### [文本段落]
· · · · · · ·

Linux时间子系统之：时钟源-技术圈

clock source 用于为 Linux 内核提供一个时间基线，如果你用 Linux 的 date 命令获取当前时间，内核会读取当前的 clock source，转换并返回合适的时间单位给用户空间。

在硬件层，它通常实现为一个由固定时钟频率驱动的计数器，计数器只能单调地增加，直到溢出为止。时钟源是内核计时的基础，系统启动时，内核通过硬件RTC获得当前时间，在这以后，在大多数情况下，内核通过选定的时钟源更新实时时间信息（墙上时间），而不再读取RTC的时间。

本节的内核代码树基于V3.4.10。

struct clocksource结构

内核用一个clocksource结构对真实的时钟源进行软件抽象，现在我们从clock source的数据结构开始，它的定义如下：

struct clocksource {
 /*
  * Hotpath data, fits in a single cache line when the
  * clocksource itself is cacheline aligned.

· · · · · · ·

### [任务目标 1]
请逐字复述这些条目，从条目开头起，直到包含“song-album: Analog Hearts — [202, 1136, 380, 1167]”的那一行为止，含该行。
这些条目与上面的时钟源文章毫无关系。

### [已保存的数据条目]
· · · · · · ·

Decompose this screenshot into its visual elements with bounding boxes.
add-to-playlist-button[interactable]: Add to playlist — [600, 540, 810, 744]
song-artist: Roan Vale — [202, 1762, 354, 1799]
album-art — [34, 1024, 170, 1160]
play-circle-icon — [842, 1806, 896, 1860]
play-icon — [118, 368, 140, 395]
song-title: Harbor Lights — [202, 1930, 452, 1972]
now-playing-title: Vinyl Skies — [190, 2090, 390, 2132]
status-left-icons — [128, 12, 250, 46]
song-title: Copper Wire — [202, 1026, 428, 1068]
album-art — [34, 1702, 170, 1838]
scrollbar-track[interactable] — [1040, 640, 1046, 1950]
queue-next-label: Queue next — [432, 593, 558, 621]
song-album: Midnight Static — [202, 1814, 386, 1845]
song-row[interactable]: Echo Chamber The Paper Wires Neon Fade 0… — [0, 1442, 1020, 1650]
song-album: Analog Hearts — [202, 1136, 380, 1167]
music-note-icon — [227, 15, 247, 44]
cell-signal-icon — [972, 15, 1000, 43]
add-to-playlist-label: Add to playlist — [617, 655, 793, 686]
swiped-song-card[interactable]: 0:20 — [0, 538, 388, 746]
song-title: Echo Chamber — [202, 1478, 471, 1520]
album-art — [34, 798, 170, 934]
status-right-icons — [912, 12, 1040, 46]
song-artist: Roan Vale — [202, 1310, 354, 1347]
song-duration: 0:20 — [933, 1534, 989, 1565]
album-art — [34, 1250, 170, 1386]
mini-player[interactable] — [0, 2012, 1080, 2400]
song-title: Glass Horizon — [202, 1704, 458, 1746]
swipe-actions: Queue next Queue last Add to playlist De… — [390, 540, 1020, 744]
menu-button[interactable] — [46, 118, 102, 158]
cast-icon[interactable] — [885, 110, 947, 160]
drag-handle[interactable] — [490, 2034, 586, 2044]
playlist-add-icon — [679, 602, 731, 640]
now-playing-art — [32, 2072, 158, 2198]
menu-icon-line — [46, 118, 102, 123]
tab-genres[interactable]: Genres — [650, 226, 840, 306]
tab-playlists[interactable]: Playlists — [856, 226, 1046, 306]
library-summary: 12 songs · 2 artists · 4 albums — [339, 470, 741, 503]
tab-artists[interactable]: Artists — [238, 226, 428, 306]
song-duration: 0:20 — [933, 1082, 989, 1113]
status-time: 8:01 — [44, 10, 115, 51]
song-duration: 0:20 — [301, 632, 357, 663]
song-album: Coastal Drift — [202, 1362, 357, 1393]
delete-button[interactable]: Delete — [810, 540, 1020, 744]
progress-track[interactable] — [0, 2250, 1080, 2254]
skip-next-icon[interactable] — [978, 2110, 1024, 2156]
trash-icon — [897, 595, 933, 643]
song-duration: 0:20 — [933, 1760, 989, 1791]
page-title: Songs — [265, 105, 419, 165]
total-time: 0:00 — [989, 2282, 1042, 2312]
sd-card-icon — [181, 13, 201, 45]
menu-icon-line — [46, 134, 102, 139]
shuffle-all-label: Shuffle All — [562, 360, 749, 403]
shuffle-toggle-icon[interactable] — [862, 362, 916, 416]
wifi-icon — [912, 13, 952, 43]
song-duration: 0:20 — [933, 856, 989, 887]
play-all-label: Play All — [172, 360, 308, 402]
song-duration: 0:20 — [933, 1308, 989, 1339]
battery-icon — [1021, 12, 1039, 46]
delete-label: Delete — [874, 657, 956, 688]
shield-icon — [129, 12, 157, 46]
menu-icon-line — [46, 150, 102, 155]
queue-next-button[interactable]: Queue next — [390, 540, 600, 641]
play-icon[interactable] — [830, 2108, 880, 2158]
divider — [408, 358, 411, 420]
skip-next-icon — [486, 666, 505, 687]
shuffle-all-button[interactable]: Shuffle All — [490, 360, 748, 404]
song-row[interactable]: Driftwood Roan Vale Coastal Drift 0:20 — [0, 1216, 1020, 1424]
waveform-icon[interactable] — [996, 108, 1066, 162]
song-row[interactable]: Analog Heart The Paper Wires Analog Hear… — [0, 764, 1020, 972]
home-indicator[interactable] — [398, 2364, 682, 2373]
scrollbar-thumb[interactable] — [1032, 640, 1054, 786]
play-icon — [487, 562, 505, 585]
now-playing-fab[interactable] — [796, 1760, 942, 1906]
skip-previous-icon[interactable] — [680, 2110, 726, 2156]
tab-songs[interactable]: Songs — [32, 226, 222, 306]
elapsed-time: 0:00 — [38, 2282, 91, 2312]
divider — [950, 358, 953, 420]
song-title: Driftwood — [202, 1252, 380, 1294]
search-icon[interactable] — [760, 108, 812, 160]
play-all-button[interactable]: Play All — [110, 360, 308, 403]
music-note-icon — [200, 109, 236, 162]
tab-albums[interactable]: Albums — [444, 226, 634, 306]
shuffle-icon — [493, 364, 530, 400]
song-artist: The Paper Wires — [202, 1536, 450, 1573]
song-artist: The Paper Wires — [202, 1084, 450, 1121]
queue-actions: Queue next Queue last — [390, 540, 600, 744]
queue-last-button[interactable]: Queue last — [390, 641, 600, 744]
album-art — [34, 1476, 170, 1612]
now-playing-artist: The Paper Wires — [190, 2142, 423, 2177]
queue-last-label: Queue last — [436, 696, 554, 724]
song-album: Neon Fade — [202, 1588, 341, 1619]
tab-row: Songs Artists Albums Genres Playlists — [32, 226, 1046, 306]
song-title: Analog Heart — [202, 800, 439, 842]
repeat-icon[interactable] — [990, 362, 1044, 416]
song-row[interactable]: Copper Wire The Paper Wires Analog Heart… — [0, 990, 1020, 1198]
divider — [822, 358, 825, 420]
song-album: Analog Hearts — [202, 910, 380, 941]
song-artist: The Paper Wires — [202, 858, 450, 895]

· · · · · · ·

### [任务目标 2]
请原样引用时钟源文章中从“clock source 用于为”起、到“本节的内核代码树基于V3.4.10。”为止的部分，两端都包括在内。

### [正确输出 1]
Decompose this screenshot into its visual elements with bounding boxes.
add-to-playlist-button[interactable]: Add to playlist — [600, 540, 810, 744]
song-artist: Roan Vale — [202, 1762, 354, 1799]
album-art — [34, 1024, 170, 1160]
play-circle-icon — [842, 1806, 896, 1860]
play-icon — [118, 368, 140, 395]
song-title: Harbor Lights — [202, 1930, 452, 1972]
now-playing-title: Vinyl Skies — [190, 2090, 390, 2132]
status-left-icons — [128, 12, 250, 46]
song-title: Copper Wire — [202, 1026, 428, 1068]
album-art — [34, 1702, 170, 1838]
scrollbar-track[interactable] — [1040, 640, 1046, 1950]
queue-next-label: Queue next — [432, 593, 558, 621]
song-album: Midnight Static — [202, 1814, 386, 1845]
song-row[interactable]: Echo Chamber The Paper Wires Neon Fade 0… — [0, 1442, 1020, 1650]
song-album: Analog Hearts — [202, 1136, 380, 1167]

### [正确输出 2]
clock source 用于为 Linux 内核提供一个时间基线，如果你用 Linux 的 date 命令获取当前时间，内核会读取当前的 clock source，转换并返回合适的时间单位给用户空间。

在硬件层，它通常实现为一个由固定时钟频率驱动的计数器，计数器只能单调地增加，直到溢出为止。时钟源是内核计时的基础，系统启动时，内核通过硬件RTC获得当前时间，在这以后，在大多数情况下，内核通过选定的时钟源更新实时时间信息（墙上时间），而不再读取RTC的时间。

本节的内核代码树基于V3.4.10。